Extend the article below on plugging the holes in a product's "bucket" to improve retention, starting right after its last sentence.

» TEXT EXCERPT
= = = = =

Filling The Bucket
Increasing your retention by focusing on the lowest level items first
When it comes to the development of a product, there are so many things demanding ones attention, from the features needing to be built-out, to the requests from the community of users. It is hard to determine what you need to focus your attention on and what matters most when it comes to overall growth of your product. When it comes to development of Whiteboard, we have taken the approach with a common method of starting with the holes in the bottom of our bucket.
What do we mean by our bucket and the holes we have in it?
Bucket and Holes
Think of your product as being a big bucket and as you add users, ‘water’, what holes are they leaking from? What is causing your churn? Is your bucket holding the water that is getting poured into it? Or is the water leaking out? The users you bring onto the product, are they leaving or are the staying in the ‘bucket’? When it comes to what it is our team is focused, we focus on the holes in the lowest part of the our bucket. We focus on the foundation of Whiteboard and move our way up the ‘bucket’ to items that we consider luxury, such as a certain feature set.
How We Prioritize
We first prioritize the list of items that are needing to be done and the impact they have on the product. Do they address the needs and pain-points of the current user base? Is it a common item that effects everyone or is it more of an edge case / niche? Typically in the early stages of product development, you are looking for product-market fit. Do users see the value in your product? Does it make sense? Does it work as intended? These are the items that we focus on first before we move onto implementing additional features and functionality.

= = = = =

» SUPPLIED MATERIAL

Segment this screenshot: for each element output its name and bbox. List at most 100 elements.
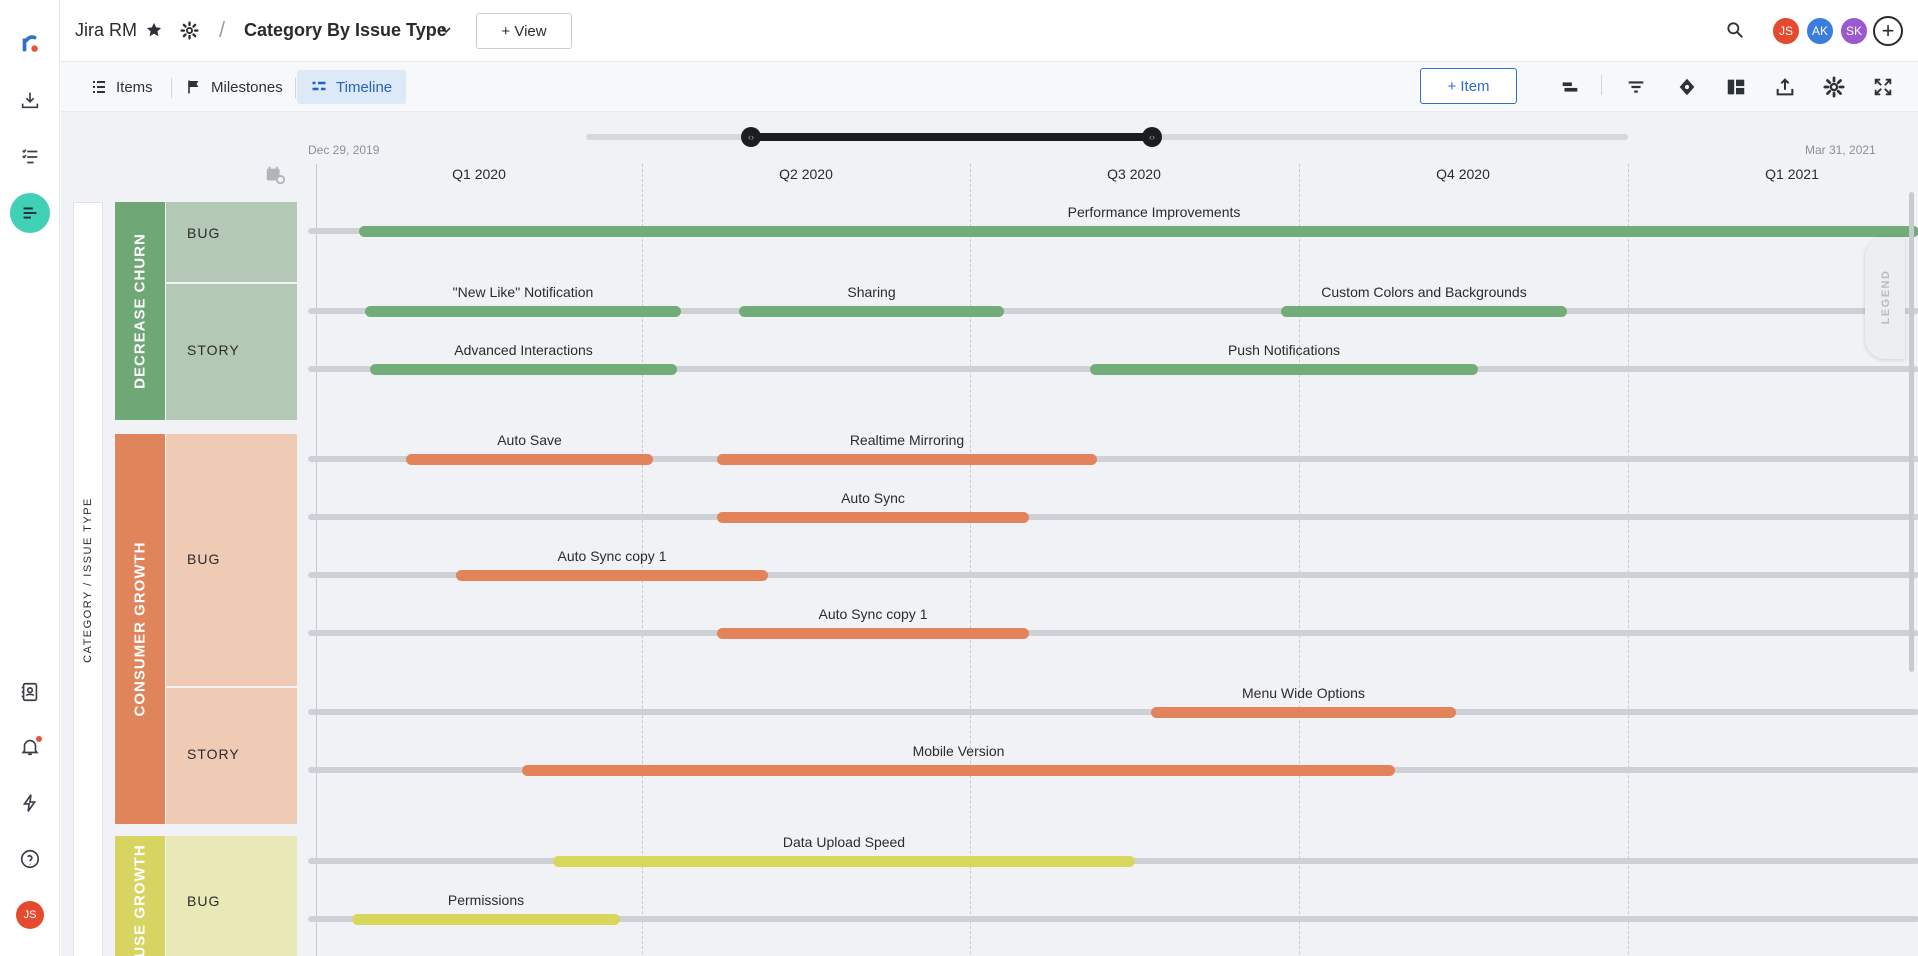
app-logo-icon[interactable] <box>10 24 50 64</box>
export-icon[interactable] <box>1773 75 1797 99</box>
timeline-item-bar[interactable] <box>739 306 1004 317</box>
fullscreen-icon[interactable] <box>1871 75 1895 99</box>
timeline-item-bar[interactable] <box>1281 306 1567 317</box>
quarter-header: Q3 2020 <box>1107 166 1161 182</box>
toolbar-divider <box>1601 75 1602 95</box>
timeline-item-bar[interactable] <box>365 306 681 317</box>
issue-type-group[interactable]: BUG <box>166 836 297 956</box>
range-start-date: Dec 29, 2019 <box>308 143 380 157</box>
breadcrumb-separator: / <box>219 17 226 42</box>
timeline-item-label[interactable]: Auto Sync copy 1 <box>818 606 928 622</box>
timeline-item-bar[interactable] <box>456 570 768 581</box>
timeline-item-label[interactable]: Realtime Mirroring <box>849 432 965 448</box>
bar-size-icon[interactable] <box>1558 75 1582 99</box>
legend-label: LEGEND <box>1880 269 1892 325</box>
issue-type-group[interactable]: BUG <box>166 434 297 686</box>
timeline-item-bar[interactable] <box>717 512 1029 523</box>
filter-icon[interactable] <box>1624 75 1648 99</box>
tab-timeline[interactable]: Timeline <box>297 70 407 104</box>
lightning-icon[interactable] <box>10 783 50 823</box>
timeline-item-label[interactable]: Menu Wide Options <box>1242 685 1365 701</box>
avatar-sk[interactable]: SK <box>1839 16 1869 46</box>
timeline-item-bar[interactable] <box>352 914 620 925</box>
timeline-item-bar[interactable] <box>406 454 653 465</box>
chevron-down-icon[interactable] <box>435 19 457 41</box>
category-label: CONSUMER GROWTH <box>131 541 149 717</box>
timeline-item-label[interactable]: Performance Improvements <box>1067 204 1241 220</box>
search-icon[interactable] <box>1724 19 1746 41</box>
timeline-item-label[interactable]: Auto Sync <box>841 490 905 506</box>
category-group[interactable]: USE GROWTH <box>115 836 165 956</box>
issue-type-group[interactable]: BUG <box>166 202 297 282</box>
timeline-item-label[interactable]: Custom Colors and Backgrounds <box>1321 284 1527 300</box>
timeline-item-bar[interactable] <box>553 856 1135 867</box>
date-range-selection[interactable] <box>750 133 1152 141</box>
import-icon[interactable] <box>10 80 50 120</box>
app-name[interactable]: Jira RM <box>75 20 137 40</box>
tab-divider <box>171 78 172 98</box>
roadmap-nav-icon[interactable] <box>10 193 50 233</box>
add-member-icon[interactable]: + <box>1873 16 1903 46</box>
quarter-divider <box>1299 164 1300 956</box>
timeline-row-track <box>308 916 1918 922</box>
avatar-ak[interactable]: AK <box>1805 16 1835 46</box>
category-label: DECREASE CHURN <box>131 233 149 389</box>
milestone-diamond-icon[interactable] <box>1675 75 1699 99</box>
timeline-item-label[interactable]: Auto Save <box>497 432 562 448</box>
timeline-item-label[interactable]: Advanced Interactions <box>454 342 593 358</box>
range-end-handle[interactable]: ‹› <box>1142 127 1162 147</box>
timeline-item-bar[interactable] <box>717 454 1097 465</box>
settings-icon[interactable] <box>1822 75 1846 99</box>
tab-items[interactable]: Items <box>77 70 167 104</box>
tab-divider <box>295 78 296 98</box>
view-title[interactable]: Category By Issue Type <box>244 20 447 40</box>
timeline-item-bar[interactable] <box>1090 364 1478 375</box>
timeline-item-label[interactable]: Push Notifications <box>1227 342 1341 358</box>
timeline-item-label[interactable]: "New Like" Notification <box>452 284 594 300</box>
avatar-js[interactable]: JS <box>1771 16 1801 46</box>
help-icon[interactable] <box>10 839 50 879</box>
legend-toggle[interactable]: LEGEND <box>1865 237 1905 359</box>
layout-icon[interactable] <box>1724 75 1748 99</box>
category-group[interactable]: CONSUMER GROWTH <box>115 434 165 824</box>
calendar-settings-icon[interactable] <box>264 164 286 186</box>
view-toolbar: Items Milestones Timeline + Item <box>61 62 1918 112</box>
range-start-handle[interactable]: ‹› <box>741 127 761 147</box>
user-avatar[interactable]: JS <box>10 895 50 935</box>
category-label: USE GROWTH <box>131 844 149 956</box>
timeline-item-label[interactable]: Auto Sync copy 1 <box>557 548 667 564</box>
timeline-item-label[interactable]: Data Upload Speed <box>782 834 906 850</box>
grouping-axis-label: CATEGORY / ISSUE TYPE <box>82 497 94 663</box>
vertical-scrollbar[interactable] <box>1909 192 1914 672</box>
gear-icon[interactable] <box>178 19 200 41</box>
backlog-icon[interactable] <box>10 137 50 177</box>
timeline-item-bar[interactable] <box>359 226 1918 237</box>
timeline-item-bar[interactable] <box>370 364 677 375</box>
quarter-header: Q1 2021 <box>1765 166 1819 182</box>
header: Jira RM / Category By Issue Type + View … <box>61 0 1918 62</box>
timeline-view: ‹› ‹› Dec 29, 2019 Mar 31, 2021 Q1 2020 Q… <box>61 112 1918 956</box>
contacts-icon[interactable] <box>10 672 50 712</box>
timeline-item-label[interactable]: Mobile Version <box>912 743 1005 759</box>
issue-type-group[interactable]: STORY <box>166 284 297 420</box>
timeline-row-track <box>308 572 1918 578</box>
issue-type-group[interactable]: STORY <box>166 688 297 824</box>
left-sidebar: JS <box>0 0 60 956</box>
timeline-item-bar[interactable] <box>522 765 1395 776</box>
timeline-item-bar[interactable] <box>1151 707 1456 718</box>
quarter-divider <box>970 164 971 956</box>
category-group[interactable]: DECREASE CHURN <box>115 202 165 420</box>
star-icon[interactable] <box>143 19 165 41</box>
timeline-item-label[interactable]: Sharing <box>847 284 896 300</box>
quarter-header: Q1 2020 <box>452 166 506 182</box>
tab-milestones[interactable]: Milestones <box>172 70 297 104</box>
timeline-icon <box>312 81 326 91</box>
timeline-item-bar[interactable] <box>717 628 1029 639</box>
timeline-item-label[interactable]: Permissions <box>447 892 525 908</box>
issue-type-label: BUG <box>187 893 221 909</box>
add-item-button[interactable]: + Item <box>1420 68 1517 104</box>
notifications-icon[interactable] <box>10 727 50 767</box>
quarter-divider <box>1628 164 1629 956</box>
notification-dot <box>36 736 42 742</box>
new-view-button[interactable]: + View <box>476 13 572 49</box>
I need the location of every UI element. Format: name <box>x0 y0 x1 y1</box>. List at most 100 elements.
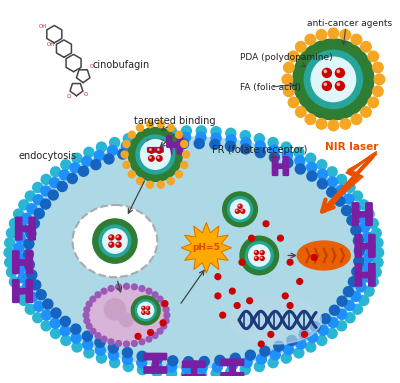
Circle shape <box>57 182 67 192</box>
FancyBboxPatch shape <box>148 147 163 152</box>
Circle shape <box>337 83 340 85</box>
Circle shape <box>120 313 133 327</box>
Circle shape <box>142 307 143 308</box>
Circle shape <box>152 333 158 339</box>
Circle shape <box>163 140 173 150</box>
Circle shape <box>72 153 82 163</box>
Circle shape <box>373 62 383 73</box>
Circle shape <box>227 360 237 370</box>
Circle shape <box>128 131 135 138</box>
FancyBboxPatch shape <box>29 217 35 240</box>
Circle shape <box>282 293 288 299</box>
Circle shape <box>83 339 93 349</box>
FancyBboxPatch shape <box>153 354 158 373</box>
Circle shape <box>99 225 131 257</box>
Circle shape <box>157 296 163 302</box>
Circle shape <box>103 229 127 253</box>
FancyBboxPatch shape <box>283 157 288 175</box>
Circle shape <box>268 332 274 337</box>
FancyBboxPatch shape <box>356 272 375 278</box>
Circle shape <box>327 187 337 197</box>
FancyBboxPatch shape <box>355 264 362 286</box>
Circle shape <box>116 284 122 290</box>
FancyBboxPatch shape <box>369 234 375 257</box>
Circle shape <box>110 137 120 147</box>
Circle shape <box>175 131 182 138</box>
Circle shape <box>356 282 366 292</box>
Ellipse shape <box>230 296 321 344</box>
FancyBboxPatch shape <box>182 361 205 367</box>
FancyBboxPatch shape <box>177 136 183 154</box>
Circle shape <box>24 260 34 270</box>
FancyBboxPatch shape <box>230 359 235 379</box>
FancyBboxPatch shape <box>16 217 22 240</box>
Circle shape <box>256 354 266 364</box>
Circle shape <box>235 209 239 213</box>
Circle shape <box>147 142 157 152</box>
Circle shape <box>31 280 41 290</box>
Circle shape <box>142 312 143 313</box>
Circle shape <box>324 83 326 85</box>
Circle shape <box>15 263 25 273</box>
FancyBboxPatch shape <box>272 157 278 175</box>
Circle shape <box>373 86 383 97</box>
Circle shape <box>295 156 305 166</box>
Circle shape <box>123 362 133 372</box>
Circle shape <box>156 155 162 161</box>
Circle shape <box>101 336 107 342</box>
Circle shape <box>351 225 361 235</box>
Circle shape <box>297 278 302 284</box>
Circle shape <box>324 70 326 72</box>
Circle shape <box>226 141 236 151</box>
Circle shape <box>91 160 101 170</box>
Circle shape <box>284 62 294 73</box>
FancyBboxPatch shape <box>144 354 167 360</box>
Circle shape <box>364 209 374 219</box>
Text: OH: OH <box>38 25 47 29</box>
Circle shape <box>109 235 114 240</box>
Circle shape <box>43 299 53 309</box>
Circle shape <box>226 367 236 377</box>
Circle shape <box>336 185 346 195</box>
Circle shape <box>124 283 129 289</box>
FancyBboxPatch shape <box>221 359 244 365</box>
Circle shape <box>197 363 207 373</box>
Circle shape <box>84 318 90 324</box>
Circle shape <box>335 69 344 77</box>
Circle shape <box>116 242 121 247</box>
Circle shape <box>82 331 92 341</box>
Circle shape <box>260 250 264 255</box>
Circle shape <box>184 357 194 367</box>
Circle shape <box>22 213 32 223</box>
FancyBboxPatch shape <box>356 244 375 249</box>
Circle shape <box>121 141 131 151</box>
Text: anti-cancer agents: anti-cancer agents <box>307 19 392 28</box>
Circle shape <box>25 304 35 314</box>
Circle shape <box>211 127 221 137</box>
Circle shape <box>249 235 254 241</box>
Circle shape <box>157 328 163 334</box>
Circle shape <box>296 107 306 117</box>
Circle shape <box>336 174 346 185</box>
Circle shape <box>255 148 265 158</box>
Circle shape <box>71 333 81 343</box>
Circle shape <box>150 157 151 158</box>
Circle shape <box>140 140 170 169</box>
Circle shape <box>296 42 306 52</box>
Circle shape <box>147 307 148 308</box>
Circle shape <box>317 336 327 345</box>
Circle shape <box>361 42 371 52</box>
Circle shape <box>269 145 279 155</box>
Circle shape <box>287 303 293 308</box>
FancyBboxPatch shape <box>147 140 153 159</box>
Circle shape <box>374 74 385 85</box>
Circle shape <box>230 288 235 294</box>
Circle shape <box>337 70 340 72</box>
Circle shape <box>254 134 264 144</box>
Circle shape <box>132 145 142 155</box>
Ellipse shape <box>19 137 369 368</box>
Circle shape <box>281 142 291 152</box>
Circle shape <box>117 236 118 237</box>
Circle shape <box>128 171 135 178</box>
FancyBboxPatch shape <box>167 143 182 147</box>
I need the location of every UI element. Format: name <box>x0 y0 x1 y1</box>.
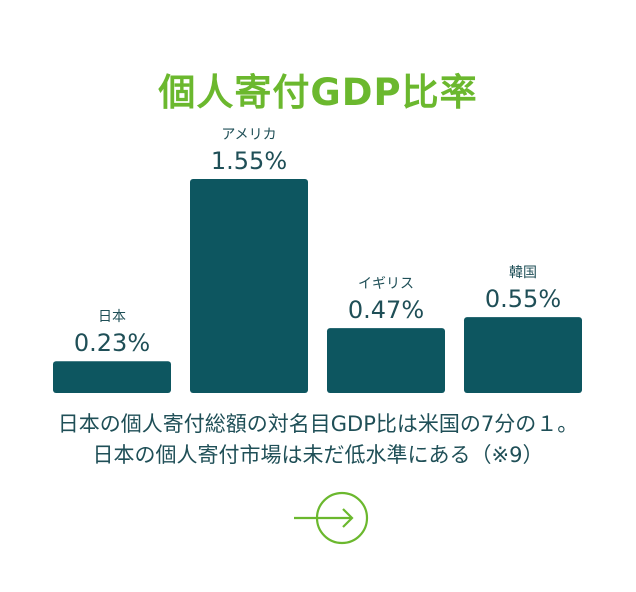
chart-title: 個人寄付GDP比率 <box>158 71 478 114</box>
category-label-0: 日本 <box>98 309 126 325</box>
category-label-2: イギリス <box>358 276 414 292</box>
category-label-1: アメリカ <box>221 127 276 143</box>
bar-1 <box>190 179 308 393</box>
arrow-right-circle-icon <box>294 491 369 545</box>
next-button[interactable] <box>290 489 372 547</box>
value-label-3: 0.55% <box>485 285 561 313</box>
value-label-0: 0.23% <box>74 329 150 357</box>
value-label-1: 1.55% <box>211 147 287 175</box>
category-label-3: 韓国 <box>509 265 537 281</box>
bar-3 <box>464 317 582 393</box>
description-line-1: 日本の個人寄付総額の対名目GDP比は米国の7分の１。 <box>57 412 579 436</box>
description-line-2: 日本の個人寄付市場は未だ低水準にある（※9） <box>92 443 544 467</box>
bar-chart: 0.23% 日本 1.55% アメリカ 0.47% イギリス 0.55% 韓国 <box>53 127 582 393</box>
bar-2 <box>327 328 445 393</box>
value-label-2: 0.47% <box>348 296 424 324</box>
bar-0 <box>53 361 171 393</box>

= = = = =

» EXPECTED OUTPUT
For example, the addition of our calendar feature or templates are pointless if we are missing the mark with on-boarding and the foundation of our product such as the messaging, overall speed, performance and bugs that are critical to the core of the product. If we can’t get the message across of what makes Whiteboard so great or even get you past the steps of creating your first to-do, then adding additional features are worthless because we would have lost the user before they could even benefit from the additional feature that stacks on top of the foundation of our product, the bottom of the bucket. Additional features are holes that are higher up on the bucket. Even if we implemented them, we would still lose the water from the holes at the bottom of the bucket.
Identifying Holes
One of the best ways we identify the holes in our bucket is by listening to our users and collecting feedback from them. We ask the key questions around our product, starting with if our product met their expectations, did they see the value in our product, what we could have done better, what would they have done better, feature requests etc.? Not only listening to our community by what they are saying, but also what they are doing. What is their behavior? What is our retention and churn 1 day after signup? 7 days? 30 days? Where in the process are we loosing them? Your community won’t always know exactly what you could be doing better or where you are losing them. This is when you rely on your data.
Moving Up The Bucket
Address the most common issues and pain-points that you identify that are directly correlated with the core of your product. Once you see a decrease in a particular pain-point / issue, this is when you know you have plugged the hole and you can start moving up higher on the bucket. Another way to identify that you have addressed the issue is seeing an increase in your metrics, when it comes to your retention and a decrease of churn and overall increase in activity.
This has been our strategy since day one and at times it seems that we are moving slowly and feature implementations are not happening as quickly as expected but what we are doing, is ensuring that we are providing our users with an exceptional experience and providing value everyday. If we don’t have a solid core and foundation, then we will end up spending a ton of resources on things that don’t even matter and we waste our efforts of getting eyes on our product when we haven’t addressed the issues that matter most.
So when you start building your product, focus on plugging the holes at the bottom of your bucket as quickly as possible. Don’t be in such a race to build a feature set by plugging those holes higher up on your bucket that you will not see a benefit from, especially if you are still leaking users from the bottom of your bucket.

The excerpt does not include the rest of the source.